**Aim**
Copy the data exactly; pictures stay out of the copy.

──────── Provided records

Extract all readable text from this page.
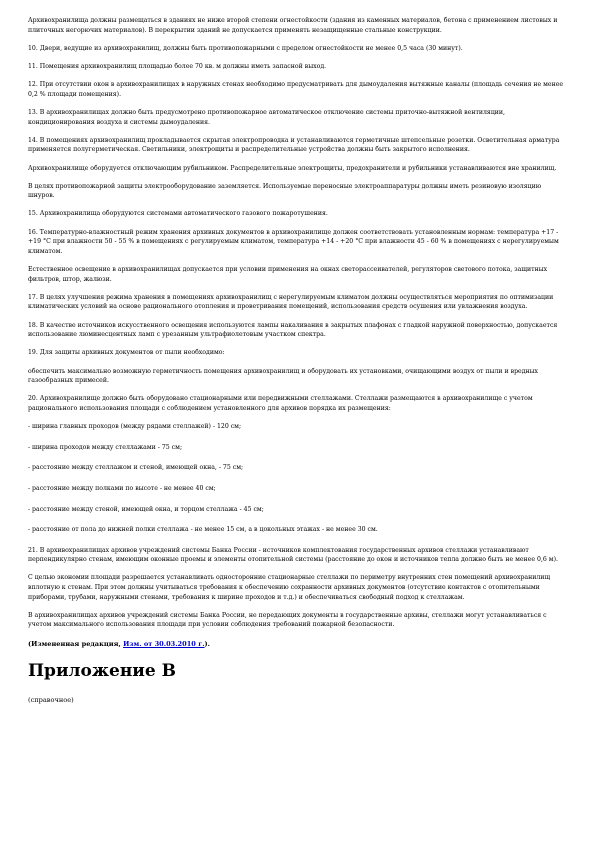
Архивохранилища должны размещаться в зданиях не ниже второй степени огнестойкости (здания из каменных материалов, бетона с применением листовых и плиточных негорючих материалов). В перекрытии зданий не допускается применять незащищенные стальные конструкции.

10. Двери, ведущие из архивохранилищ, должны быть противопожарными с пределом огнестойкости не менее 0,5 часа (30 минут).

11. Помещения архивохранилищ площадью более 70 кв. м должны иметь запасной выход.

12. При отсутствии окон в архивохранилищах в наружных стенах необходимо предусматривать для дымоудаления вытяжные каналы (площадь сечения не менее 0,2 % площади помещения).

13. В архивохранилищах должно быть предусмотрено противопожарное автоматическое отключение системы приточно-вытяжной вентиляции, кондиционирования воздуха и системы дымоудаления.

14. В помещениях архивохранилищ прокладывается скрытая электропроводка и устанавливаются герметичные штепсельные розетки. Осветительная арматура применяется полугерметическая. Светильники, электрощиты и распределительные устройства должны быть закрытого исполнения.

Архивохранилище оборудуется отключающим рубильником. Распределительные электрощиты, предохранители и рубильники устанавливаются вне хранилищ.

В целях противопожарной защиты электрооборудование заземляется. Используемые переносные электроаппаратуры должны иметь резиновую изоляцию шнуров.

15. Архивохранилища оборудуются системами автоматического газового пожаротушения.

16. Температурно-влажностный режим хранения архивных документов в архивохранилище должен соответствовать установленным нормам: температура +17 - +19 °С при влажности 50 - 55 % в помещениях с регулируемым климатом, температура +14 - +20 °С при влажности 45 - 60 % в помещениях с нерегулируемым климатом.

Естественное освещение в архивохранилищах допускается при условии применения на окнах светорассеивателей, регуляторов светового потока, защитных фильтров, штор, жалюзи.

17. В целях улучшения режима хранения в помещениях архивохранилищ с нерегулируемым климатом должны осуществляться мероприятия по оптимизации климатических условий на основе рационального отопления и проветривания помещений, использования средств осушения или увлажнения воздуха.

18. В качестве источников искусственного освещения используются лампы накаливания в закрытых плафонах с гладкой наружной поверхностью, допускается использование люминесцентных ламп с урезанным ультрафиолетовым участком спектра.

19. Для защиты архивных документов от пыли необходимо:

обеспечить максимально возможную герметичность помещения архивохранилищ и оборудовать их установками, очищающими воздух от пыли и вредных газообразных примесей.

20. Архивохранилище должно быть оборудовано стационарными или передвижными стеллажами. Стеллажи размещаются в архивохранилище с учетом рационального использования площади с соблюдением установленного для архивов порядка их размещения:

- ширина главных проходов (между рядами стеллажей) - 120 см;

- ширина проходов между стеллажами - 75 см;

- расстояние между стеллажом и стеной, имеющей окна, - 75 см;

- расстояние между полками по высоте - не менее 40 см;

- расстояние между стеной, имеющей окна, и торцом стеллажа - 45 см;

- расстояние от пола до нижней полки стеллажа - не менее 15 см, а в цокольных этажах - не менее 30 см.

21. В архивохранилищах архивов учреждений системы Банка России - источников комплектования государственных архивов стеллажи устанавливают перпендикулярно стенам, имеющим оконные проемы и элементы отопительной системы (расстояние до окон и источников тепла должно быть не менее 0,6 м).

С целью экономии площади разрешается устанавливать односторонние стационарные стеллажи по периметру внутренних стен помещений архивохранилищ вплотную к стенам. При этом должны учитываться требования к обеспечению сохранности архивных документов (отсутствие контактов с отопительными приборами, трубами, наружными стенами, требования к ширине проходов и т.д.) и обеспечиваться свободный подход к стеллажам.

В архивохранилищах архивов учреждений системы Банка России, не передающих документы в государственные архивы, стеллажи могут устанавливаться с учетом максимального использования площади при условии соблюдения требований пожарной безопасности.

(Измененная редакция, Изм. от 30.03.2010 г.).

Приложение В

(справочное)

────────────────

**Reply to the task**
Extract all readable text from this page.
Архивохранилища должны размещаться в зданиях не ниже второй степени огнестойкости (здания из каменных материалов, бетона с применением листовых и плиточных негорючих материалов). В перекрытии зданий не допускается применять незащищенные стальные конструкции.

10. Двери, ведущие из архивохранилищ, должны быть противопожарными с пределом огнестойкости не менее 0,5 часа (30 минут).

11. Помещения архивохранилищ площадью более 70 кв. м должны иметь запасной выход.

12. При отсутствии окон в архивохранилищах в наружных стенах необходимо предусматривать для дымоудаления вытяжные каналы (площадь сечения не менее 0,2 % площади помещения).

13. В архивохранилищах должно быть предусмотрено противопожарное автоматическое отключение системы приточно-вытяжной вентиляции, кондиционирования воздуха и системы дымоудаления.

14. В помещениях архивохранилищ прокладывается скрытая электропроводка и устанавливаются герметичные штепсельные розетки. Осветительная арматура применяется полугерметическая. Светильники, электрощиты и распределительные устройства должны быть закрытого исполнения.

Архивохранилище оборудуется отключающим рубильником. Распределительные электрощиты, предохранители и рубильники устанавливаются вне хранилищ.

В целях противопожарной защиты электрооборудование заземляется. Используемые переносные электроаппаратуры должны иметь резиновую изоляцию шнуров.

15. Архивохранилища оборудуются системами автоматического газового пожаротушения.

16. Температурно-влажностный режим хранения архивных документов в архивохранилище должен соответствовать установленным нормам: температура +17 - +19 °С при влажности 50 - 55 % в помещениях с регулируемым климатом, температура +14 - +20 °С при влажности 45 - 60 % в помещениях с нерегулируемым климатом.

Естественное освещение в архивохранилищах допускается при условии применения на окнах светорассеивателей, регуляторов светового потока, защитных фильтров, штор, жалюзи.

17. В целях улучшения режима хранения в помещениях архивохранилищ с нерегулируемым климатом должны осуществляться мероприятия по оптимизации климатических условий на основе рационального отопления и проветривания помещений, использования средств осушения или увлажнения воздуха.

18. В качестве источников искусственного освещения используются лампы накаливания в закрытых плафонах с гладкой наружной поверхностью, допускается использование люминесцентных ламп с урезанным ультрафиолетовым участком спектра.

19. Для защиты архивных документов от пыли необходимо:

обеспечить максимально возможную герметичность помещения архивохранилищ и оборудовать их установками, очищающими воздух от пыли и вредных газообразных примесей.

20. Архивохранилище должно быть оборудовано стационарными или передвижными стеллажами. Стеллажи размещаются в архивохранилище с учетом рационального использования площади с соблюдением установленного для архивов порядка их размещения:

- ширина главных проходов (между рядами стеллажей) - 120 см;

- ширина проходов между стеллажами - 75 см;

- расстояние между стеллажом и стеной, имеющей окна, - 75 см;

- расстояние между полками по высоте - не менее 40 см;

- расстояние между стеной, имеющей окна, и торцом стеллажа - 45 см;

- расстояние от пола до нижней полки стеллажа - не менее 15 см, а в цокольных этажах - не менее 30 см.

21. В архивохранилищах архивов учреждений системы Банка России - источников комплектования государственных архивов стеллажи устанавливают перпендикулярно стенам, имеющим оконные проемы и элементы отопительной системы (расстояние до окон и источников тепла должно быть не менее 0,6 м).

С целью экономии площади разрешается устанавливать односторонние стационарные стеллажи по периметру внутренних стен помещений архивохранилищ вплотную к стенам. При этом должны учитываться требования к обеспечению сохранности архивных документов (отсутствие контактов с отопительными приборами, трубами, наружными стенами, требования к ширине проходов и т.д.) и обеспечиваться свободный подход к стеллажам.

В архивохранилищах архивов учреждений системы Банка России, не передающих документы в государственные архивы, стеллажи могут устанавливаться с учетом максимального использования площади при условии соблюдения требований пожарной безопасности.

(Измененная редакция, Изм. от 30.03.2010 г.).

Приложение В

(справочное)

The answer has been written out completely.